## [Work required]
Print all the data, keeping every line exactly as it is.

╭─ Material shown

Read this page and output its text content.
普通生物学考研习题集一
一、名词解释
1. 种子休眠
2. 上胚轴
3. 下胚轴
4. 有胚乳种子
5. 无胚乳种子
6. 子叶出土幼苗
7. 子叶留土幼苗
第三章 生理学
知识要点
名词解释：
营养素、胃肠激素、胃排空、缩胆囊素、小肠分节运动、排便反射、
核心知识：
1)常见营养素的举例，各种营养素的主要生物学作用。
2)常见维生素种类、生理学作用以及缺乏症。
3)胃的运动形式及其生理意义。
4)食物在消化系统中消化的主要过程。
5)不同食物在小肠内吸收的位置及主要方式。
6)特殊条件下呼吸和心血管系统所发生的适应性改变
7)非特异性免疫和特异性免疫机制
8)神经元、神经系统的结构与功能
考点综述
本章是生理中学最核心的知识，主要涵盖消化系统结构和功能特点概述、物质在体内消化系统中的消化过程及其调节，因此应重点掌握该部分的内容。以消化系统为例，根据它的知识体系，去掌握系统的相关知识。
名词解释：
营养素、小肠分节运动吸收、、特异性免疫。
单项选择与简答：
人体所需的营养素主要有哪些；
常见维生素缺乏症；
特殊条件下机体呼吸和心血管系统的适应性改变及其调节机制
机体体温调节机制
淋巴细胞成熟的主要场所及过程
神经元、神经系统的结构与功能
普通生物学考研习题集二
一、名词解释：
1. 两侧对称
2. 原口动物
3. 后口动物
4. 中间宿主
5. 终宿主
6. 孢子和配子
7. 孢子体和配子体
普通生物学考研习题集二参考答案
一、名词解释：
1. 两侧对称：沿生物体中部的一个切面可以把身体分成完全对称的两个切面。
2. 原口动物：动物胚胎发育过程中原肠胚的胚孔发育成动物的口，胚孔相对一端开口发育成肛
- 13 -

╰─

## [Result below]
Read this page and output its text content.
普通生物学考研习题集一
一、名词解释
1. 种子休眠
2. 上胚轴
3. 下胚轴
4. 有胚乳种子
5. 无胚乳种子
6. 子叶出土幼苗
7. 子叶留土幼苗
第三章 生理学
知识要点
名词解释：
营养素、胃肠激素、胃排空、缩胆囊素、小肠分节运动、排便反射、
核心知识：
1)常见营养素的举例，各种营养素的主要生物学作用。
2)常见维生素种类、生理学作用以及缺乏症。
3)胃的运动形式及其生理意义。
4)食物在消化系统中消化的主要过程。
5)不同食物在小肠内吸收的位置及主要方式。
6)特殊条件下呼吸和心血管系统所发生的适应性改变
7)非特异性免疫和特异性免疫机制
8)神经元、神经系统的结构与功能
考点综述
本章是生理中学最核心的知识，主要涵盖消化系统结构和功能特点概述、物质在体内消化系统中的消化过程及其调节，因此应重点掌握该部分的内容。以消化系统为例，根据它的知识体系，去掌握系统的相关知识。
名词解释：
营养素、小肠分节运动吸收、、特异性免疫。
单项选择与简答：
人体所需的营养素主要有哪些；
常见维生素缺乏症；
特殊条件下机体呼吸和心血管系统的适应性改变及其调节机制
机体体温调节机制
淋巴细胞成熟的主要场所及过程
神经元、神经系统的结构与功能
普通生物学考研习题集二
一、名词解释：
1. 两侧对称
2. 原口动物
3. 后口动物
4. 中间宿主
5. 终宿主
6. 孢子和配子
7. 孢子体和配子体
普通生物学考研习题集二参考答案
一、名词解释：
1. 两侧对称：沿生物体中部的一个切面可以把身体分成完全对称的两个切面。
2. 原口动物：动物胚胎发育过程中原肠胚的胚孔发育成动物的口，胚孔相对一端开口发育成肛
- 13 -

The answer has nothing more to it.